<<<<
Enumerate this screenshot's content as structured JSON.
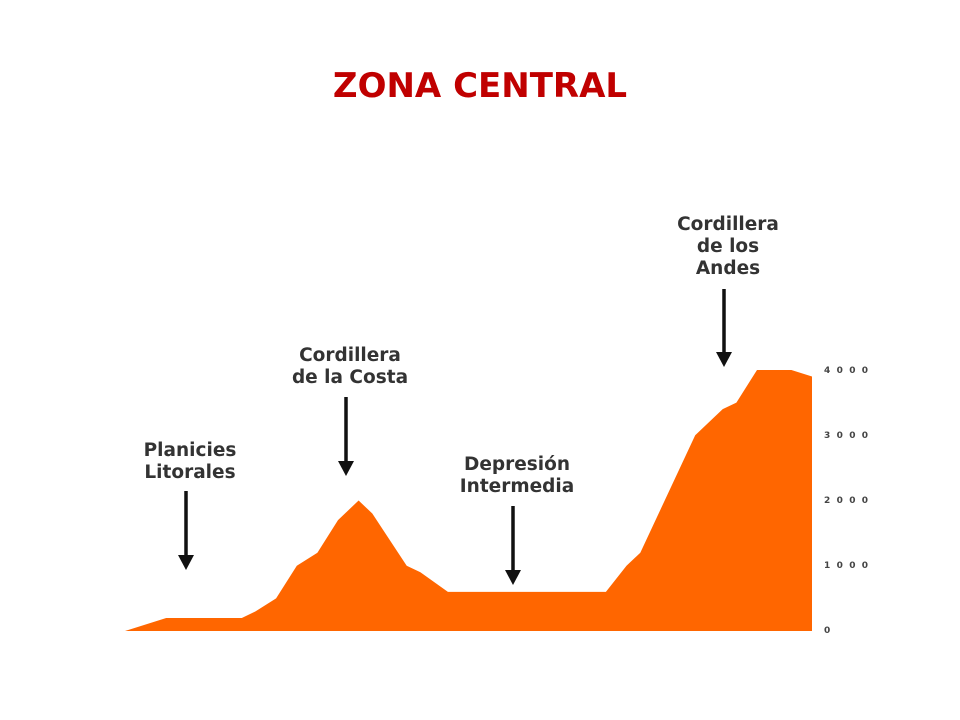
{
  "title": "ZONA CENTRAL",
  "colors": {
    "title": "#c00000",
    "terrain": "#ff6600",
    "arrow": "#111111",
    "label": "#333333"
  },
  "chart_data": {
    "type": "area",
    "y_ticks": [
      "4 0 0 0",
      "3 0 0 0",
      "2 0 0 0",
      "1 0 0 0",
      "0"
    ],
    "ylim": [
      0,
      4000
    ],
    "profile_units": "altitude",
    "profile": [
      [
        0,
        0
      ],
      [
        6,
        200
      ],
      [
        17,
        200
      ],
      [
        19,
        300
      ],
      [
        22,
        500
      ],
      [
        25,
        1000
      ],
      [
        28,
        1200
      ],
      [
        31,
        1700
      ],
      [
        34,
        2000
      ],
      [
        36,
        1800
      ],
      [
        41,
        1000
      ],
      [
        43,
        900
      ],
      [
        47,
        600
      ],
      [
        70,
        600
      ],
      [
        73,
        1000
      ],
      [
        75,
        1200
      ],
      [
        83,
        3000
      ],
      [
        87,
        3400
      ],
      [
        89,
        3500
      ],
      [
        92,
        4000
      ],
      [
        97,
        4000
      ],
      [
        100,
        3900
      ]
    ],
    "annotations": [
      {
        "lines": [
          "Planicies",
          "Litorales"
        ]
      },
      {
        "lines": [
          "Cordillera",
          "de la Costa"
        ]
      },
      {
        "lines": [
          "Depresión",
          "Intermedia"
        ]
      },
      {
        "lines": [
          "Cordillera",
          "de los",
          "Andes"
        ]
      }
    ]
  }
}
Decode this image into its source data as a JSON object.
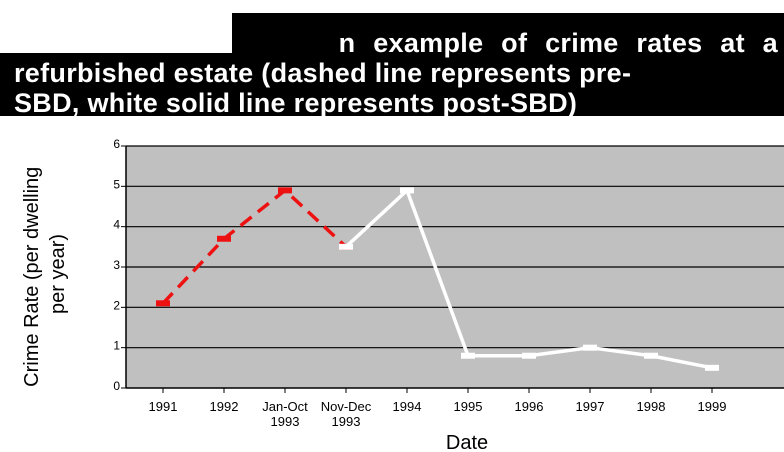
{
  "title": {
    "line1": "n example of crime rates at a",
    "line2": "refurbished estate (dashed line represents pre-",
    "line3": "SBD, white solid line represents post-SBD)"
  },
  "colors": {
    "plot_bg": "#c0c0c0",
    "pre_sbd": "#ee1111",
    "post_sbd": "#ffffff",
    "title_bg": "#000000",
    "title_text": "#ffffff"
  },
  "chart_data": {
    "type": "line",
    "categories": [
      "1991",
      "1992",
      "Jan-Oct 1993",
      "Nov-Dec 1993",
      "1994",
      "1995",
      "1996",
      "1997",
      "1998",
      "1999"
    ],
    "category_labels": [
      [
        "1991"
      ],
      [
        "1992"
      ],
      [
        "Jan-Oct",
        "1993"
      ],
      [
        "Nov-Dec",
        "1993"
      ],
      [
        "1994"
      ],
      [
        "1995"
      ],
      [
        "1996"
      ],
      [
        "1997"
      ],
      [
        "1998"
      ],
      [
        "1999"
      ]
    ],
    "series": [
      {
        "key": "pre",
        "style": "dashed",
        "color": "#ee1111",
        "values": [
          2.1,
          3.7,
          4.9,
          3.5,
          null,
          null,
          null,
          null,
          null,
          null
        ]
      },
      {
        "key": "post",
        "style": "solid",
        "color": "#ffffff",
        "values": [
          null,
          null,
          null,
          3.5,
          4.9,
          0.8,
          0.8,
          1.0,
          0.8,
          0.5
        ]
      }
    ],
    "xlabel": "Date",
    "ylabel_lines": [
      "Crime Rate (per dwelling",
      "per year)"
    ],
    "ylim": [
      0,
      6
    ],
    "yticks": [
      "0",
      "1",
      "2",
      "3",
      "4",
      "5",
      "6"
    ],
    "grid": true
  }
}
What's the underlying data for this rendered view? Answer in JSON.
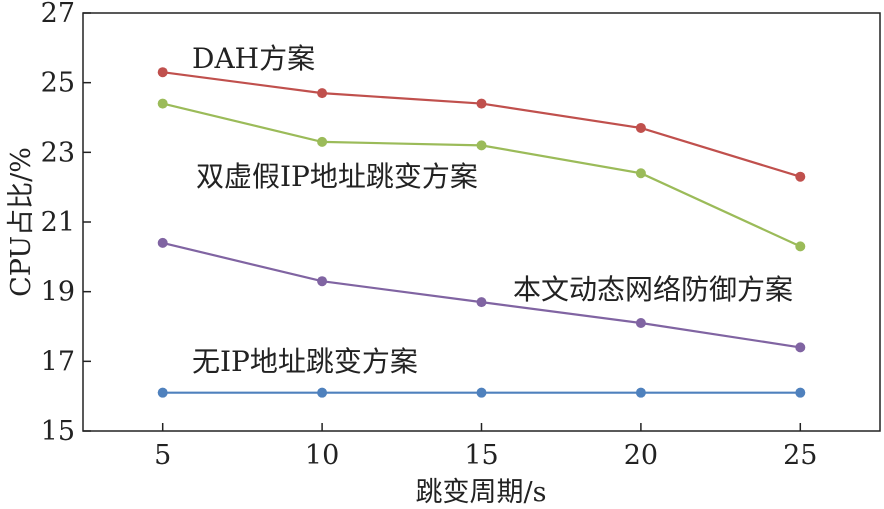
{
  "chart_data": {
    "type": "line",
    "title": "",
    "xlabel": "跳变周期/s",
    "ylabel": "CPU占比/%",
    "x": [
      5,
      10,
      15,
      20,
      25
    ],
    "xticks": [
      "5",
      "10",
      "15",
      "20",
      "25"
    ],
    "xlim": [
      2.5,
      27.5
    ],
    "ylim": [
      15,
      27
    ],
    "yticks": [
      "15",
      "17",
      "19",
      "21",
      "23",
      "25",
      "27"
    ],
    "grid": false,
    "series": [
      {
        "name": "DAH方案",
        "color": "#c0504d",
        "values": [
          25.3,
          24.7,
          24.4,
          23.7,
          22.3
        ]
      },
      {
        "name": "双虚假IP地址跳变方案",
        "color": "#9bbb59",
        "values": [
          24.4,
          23.3,
          23.2,
          22.4,
          20.3
        ]
      },
      {
        "name": "本文动态网络防御方案",
        "color": "#8064a2",
        "values": [
          20.4,
          19.3,
          18.7,
          18.1,
          17.4
        ]
      },
      {
        "name": "无IP地址跳变方案",
        "color": "#4f81bd",
        "values": [
          16.1,
          16.1,
          16.1,
          16.1,
          16.1
        ]
      }
    ]
  }
}
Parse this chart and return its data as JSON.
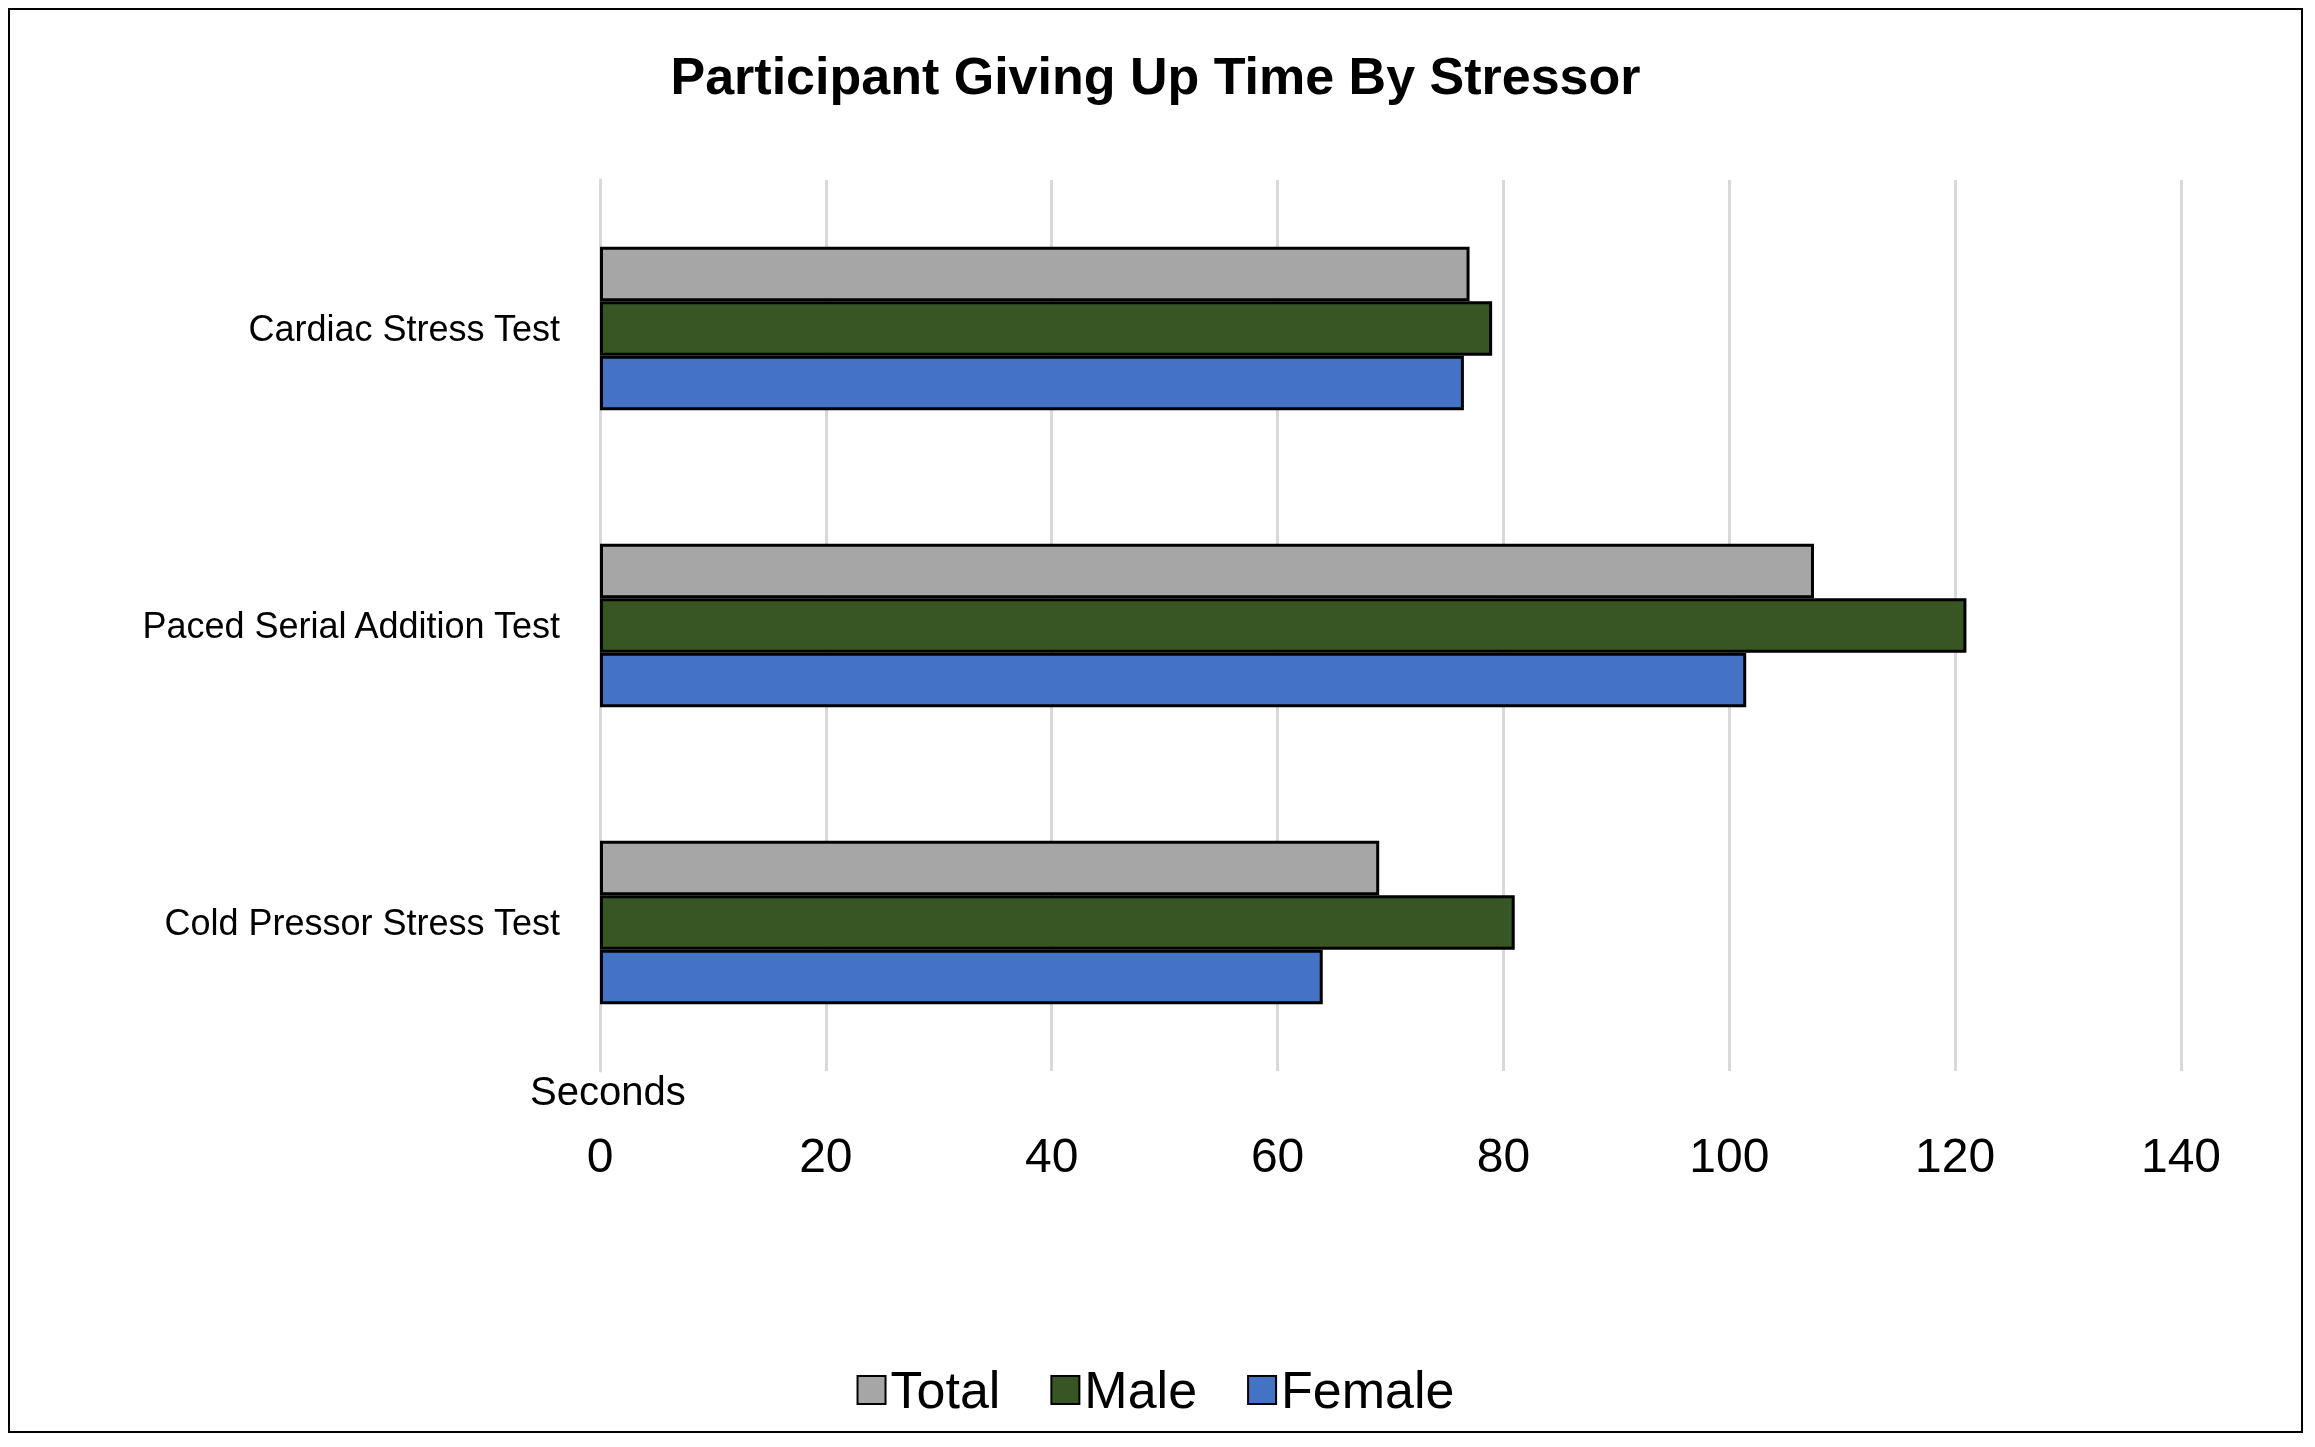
{
  "chart_data": {
    "type": "bar",
    "title": "Participant Giving Up Time By Stressor",
    "orientation": "horizontal",
    "xlabel": "Seconds",
    "categories": [
      "Cardiac Stress Test",
      "Paced Serial Addition Test",
      "Cold Pressor Stress Test"
    ],
    "series": [
      {
        "name": "Total",
        "color": "#a6a6a6",
        "values": [
          77,
          107.5,
          69
        ]
      },
      {
        "name": "Male",
        "color": "#375623",
        "values": [
          79,
          121,
          81
        ]
      },
      {
        "name": "Female",
        "color": "#4472c4",
        "values": [
          76.5,
          101.5,
          64
        ]
      }
    ],
    "xlim": [
      0,
      140
    ],
    "xticks": [
      0,
      20,
      40,
      60,
      80,
      100,
      120,
      140
    ],
    "grid": "x",
    "legend": "bottom"
  }
}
>>>>
#### Problem details
Search the entries for the word "Test" and copy every line that has it.

#### Solved exercise
      "Cardiac Stress Test",
      "Paced Serial Addition Test",
      "Cold Pressor Stress Test"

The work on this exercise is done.